— start —

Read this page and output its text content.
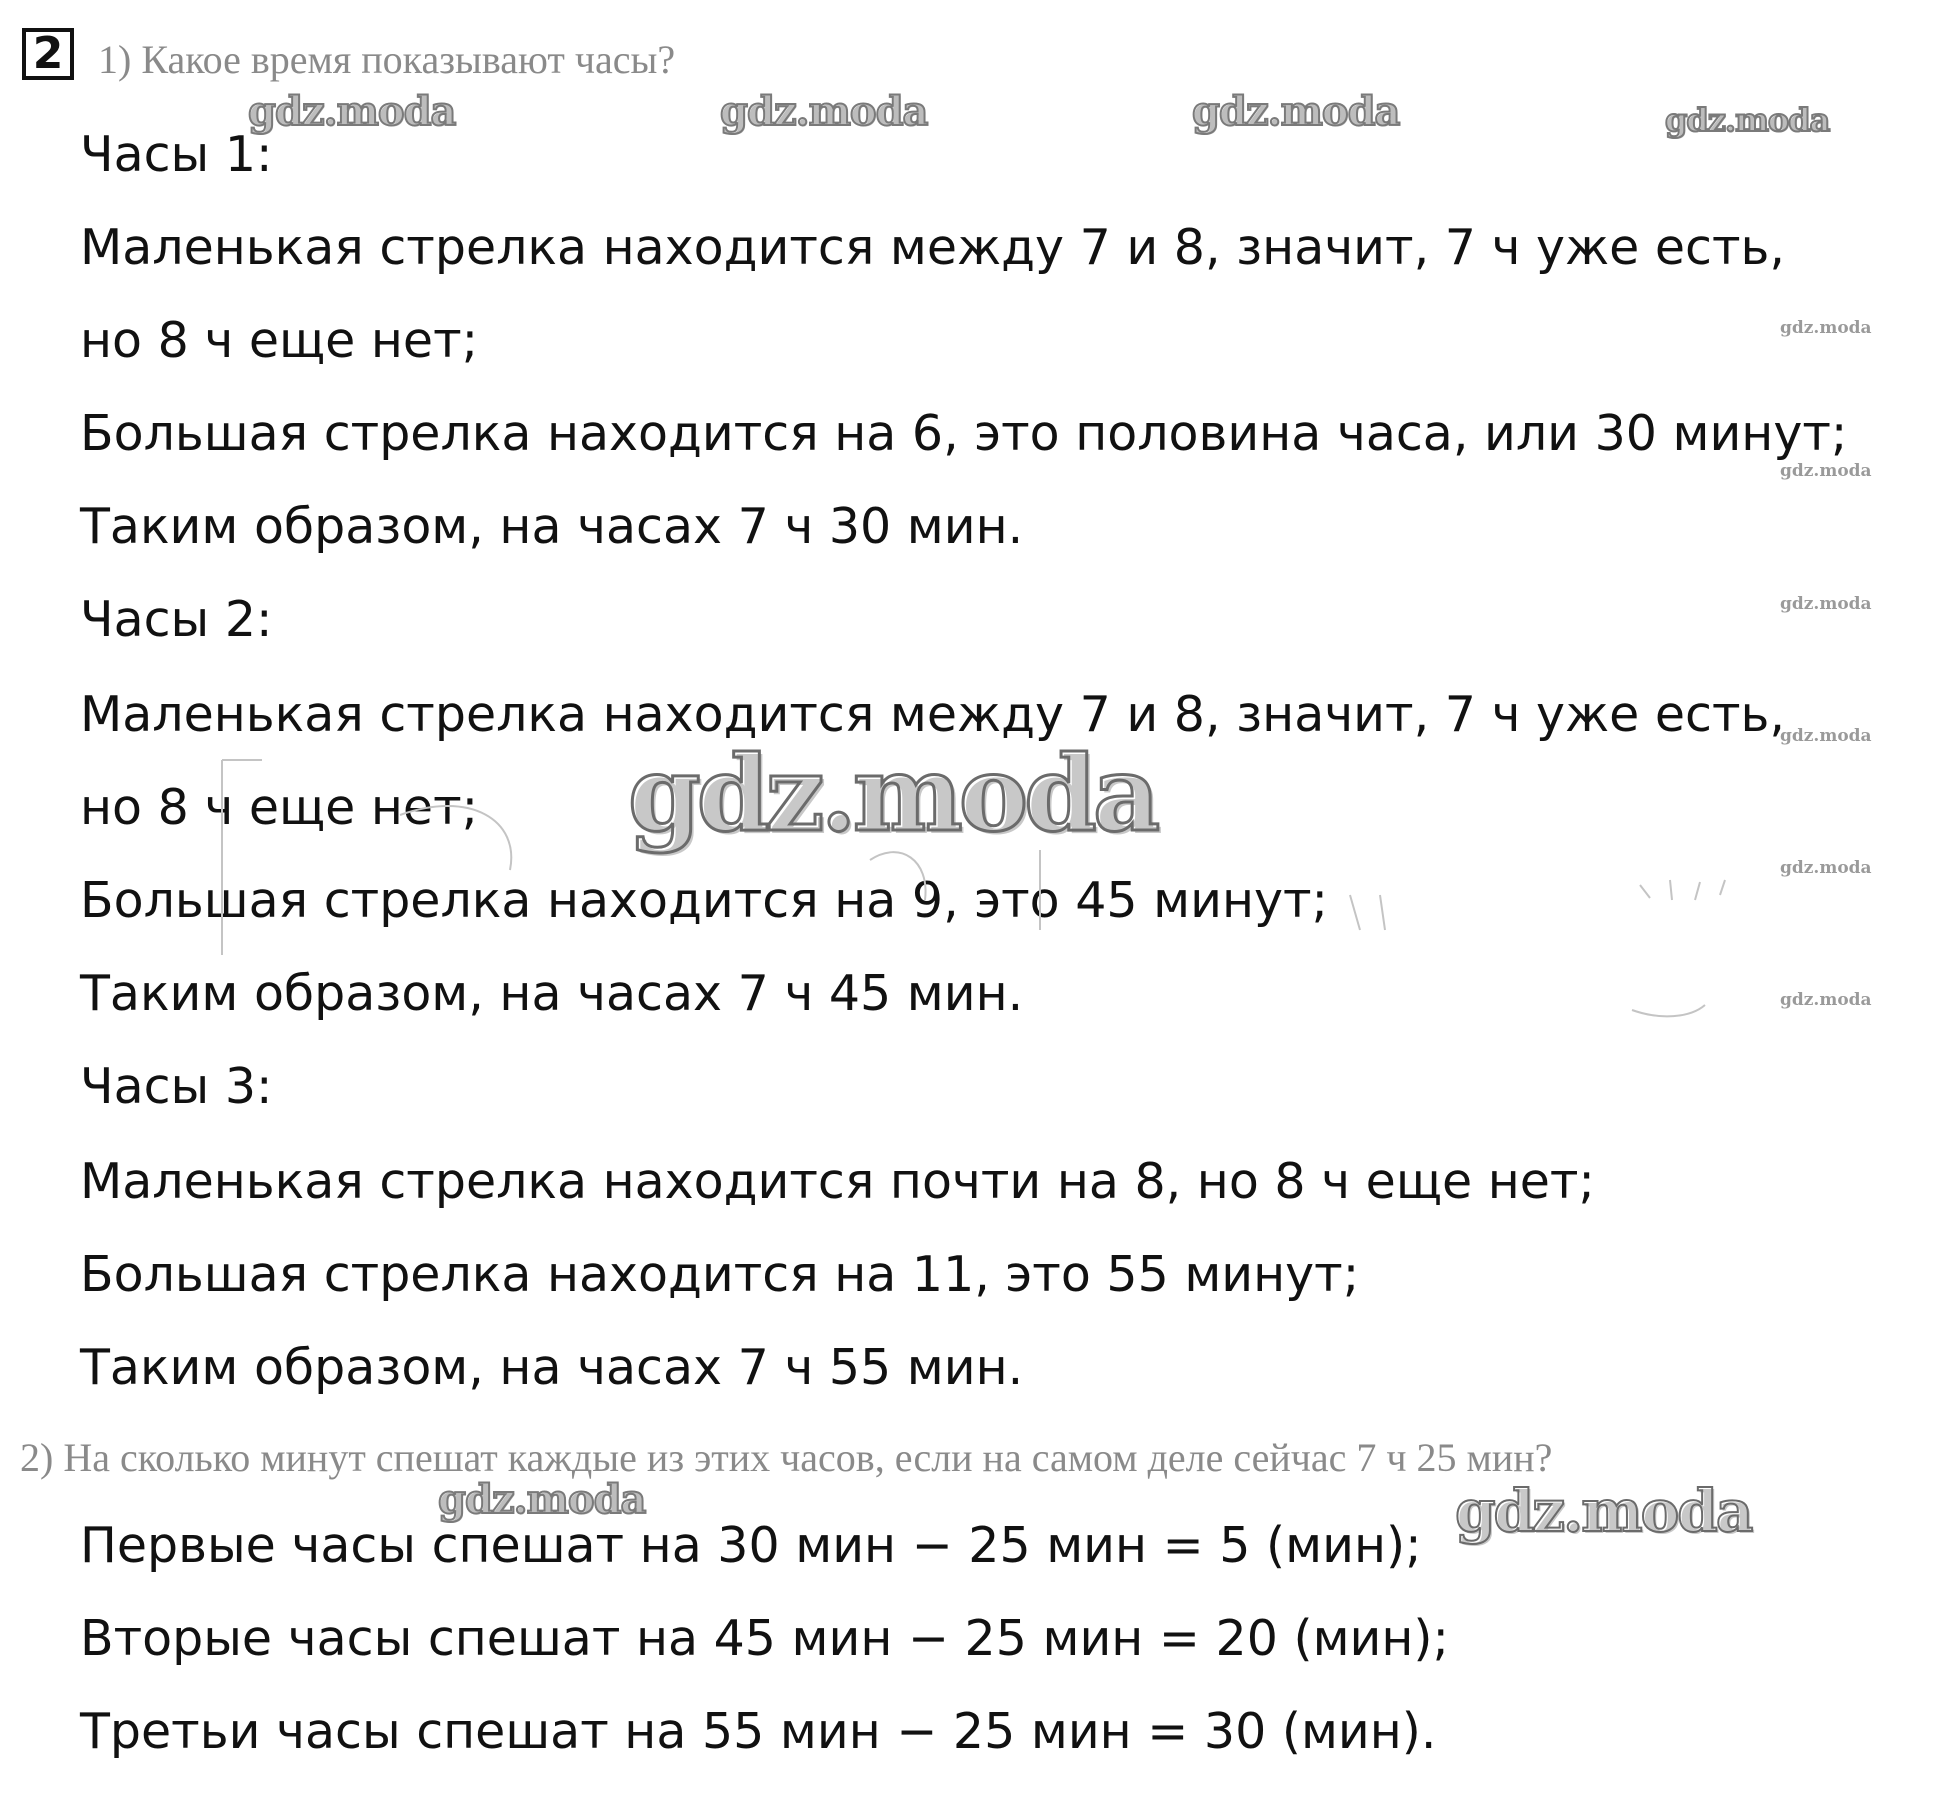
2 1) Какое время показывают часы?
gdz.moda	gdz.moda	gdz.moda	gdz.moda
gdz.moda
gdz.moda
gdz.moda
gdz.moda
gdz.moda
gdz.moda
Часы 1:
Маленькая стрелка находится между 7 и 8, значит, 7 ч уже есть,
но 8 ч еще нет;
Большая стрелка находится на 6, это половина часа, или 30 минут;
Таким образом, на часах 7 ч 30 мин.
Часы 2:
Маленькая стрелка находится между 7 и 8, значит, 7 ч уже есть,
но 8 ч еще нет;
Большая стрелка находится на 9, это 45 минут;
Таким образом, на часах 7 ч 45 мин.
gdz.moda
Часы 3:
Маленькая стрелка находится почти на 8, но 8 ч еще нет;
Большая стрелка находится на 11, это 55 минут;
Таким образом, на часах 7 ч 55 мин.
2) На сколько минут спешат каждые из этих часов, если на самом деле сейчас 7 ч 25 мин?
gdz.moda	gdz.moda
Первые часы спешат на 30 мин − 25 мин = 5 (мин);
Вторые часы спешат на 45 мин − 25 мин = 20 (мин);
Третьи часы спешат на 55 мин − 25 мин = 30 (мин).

— end —

▸ The task: Exclude the images and reproduce the remaining data exactly.

▸ Solution to the exercise:
Read this page and output its text content.
2 1) Какое время показывают часы?
gdz.moda	gdz.moda	gdz.moda	gdz.moda
gdz.moda
gdz.moda
gdz.moda
gdz.moda
gdz.moda
gdz.moda
Часы 1:
Маленькая стрелка находится между 7 и 8, значит, 7 ч уже есть,
но 8 ч еще нет;
Большая стрелка находится на 6, это половина часа, или 30 минут;
Таким образом, на часах 7 ч 30 мин.
Часы 2:
Маленькая стрелка находится между 7 и 8, значит, 7 ч уже есть,
но 8 ч еще нет;
Большая стрелка находится на 9, это 45 минут;
Таким образом, на часах 7 ч 45 мин.
gdz.moda
Часы 3:
Маленькая стрелка находится почти на 8, но 8 ч еще нет;
Большая стрелка находится на 11, это 55 минут;
Таким образом, на часах 7 ч 55 мин.
2) На сколько минут спешат каждые из этих часов, если на самом деле сейчас 7 ч 25 мин?
gdz.moda	gdz.moda
Первые часы спешат на 30 мин − 25 мин = 5 (мин);
Вторые часы спешат на 45 мин − 25 мин = 20 (мин);
Третьи часы спешат на 55 мин − 25 мин = 30 (мин).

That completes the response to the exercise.